RECORDS SUPPLIED:
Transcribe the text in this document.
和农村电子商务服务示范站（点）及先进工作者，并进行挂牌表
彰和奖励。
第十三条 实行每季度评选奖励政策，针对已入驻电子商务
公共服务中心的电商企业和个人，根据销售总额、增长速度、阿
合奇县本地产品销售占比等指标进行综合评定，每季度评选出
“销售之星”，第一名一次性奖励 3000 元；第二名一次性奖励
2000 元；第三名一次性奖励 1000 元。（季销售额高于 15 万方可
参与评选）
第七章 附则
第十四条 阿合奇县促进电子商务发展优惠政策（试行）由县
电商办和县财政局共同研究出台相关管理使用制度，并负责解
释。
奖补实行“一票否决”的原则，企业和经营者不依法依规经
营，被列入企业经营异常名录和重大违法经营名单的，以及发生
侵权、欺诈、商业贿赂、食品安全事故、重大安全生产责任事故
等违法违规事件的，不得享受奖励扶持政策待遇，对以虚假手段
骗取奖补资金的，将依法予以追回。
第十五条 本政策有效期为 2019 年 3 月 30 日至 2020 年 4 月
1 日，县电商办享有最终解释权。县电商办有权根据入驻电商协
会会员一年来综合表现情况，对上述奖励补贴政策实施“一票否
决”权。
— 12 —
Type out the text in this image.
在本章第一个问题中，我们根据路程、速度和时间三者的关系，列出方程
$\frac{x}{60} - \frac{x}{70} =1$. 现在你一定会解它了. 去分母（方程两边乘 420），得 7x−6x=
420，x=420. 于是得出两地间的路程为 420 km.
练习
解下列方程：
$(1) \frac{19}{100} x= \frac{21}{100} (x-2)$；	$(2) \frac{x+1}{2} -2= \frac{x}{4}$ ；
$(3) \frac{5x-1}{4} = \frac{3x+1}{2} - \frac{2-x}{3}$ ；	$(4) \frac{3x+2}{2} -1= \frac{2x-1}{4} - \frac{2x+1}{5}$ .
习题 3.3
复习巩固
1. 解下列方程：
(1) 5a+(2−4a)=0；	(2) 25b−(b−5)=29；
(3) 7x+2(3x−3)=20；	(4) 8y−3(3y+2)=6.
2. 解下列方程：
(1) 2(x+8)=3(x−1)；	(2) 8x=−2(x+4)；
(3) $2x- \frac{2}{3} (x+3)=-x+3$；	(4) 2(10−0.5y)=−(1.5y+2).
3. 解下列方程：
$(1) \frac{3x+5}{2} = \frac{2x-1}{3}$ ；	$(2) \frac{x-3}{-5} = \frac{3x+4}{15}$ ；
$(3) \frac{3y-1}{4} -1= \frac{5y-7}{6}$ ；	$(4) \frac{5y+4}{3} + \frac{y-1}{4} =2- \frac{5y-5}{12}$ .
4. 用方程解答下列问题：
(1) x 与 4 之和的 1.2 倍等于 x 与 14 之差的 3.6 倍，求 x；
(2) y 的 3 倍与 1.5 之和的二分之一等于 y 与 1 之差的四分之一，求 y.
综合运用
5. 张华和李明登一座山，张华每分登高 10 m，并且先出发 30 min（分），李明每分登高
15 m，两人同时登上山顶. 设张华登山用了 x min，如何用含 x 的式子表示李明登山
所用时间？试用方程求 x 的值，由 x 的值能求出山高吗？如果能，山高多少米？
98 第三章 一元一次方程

THE PROBLEM:
Note every line above where the string "this" shows up, and copy those lines.

REPLY:
Transcribe the text in this document.
Type out the text in this image.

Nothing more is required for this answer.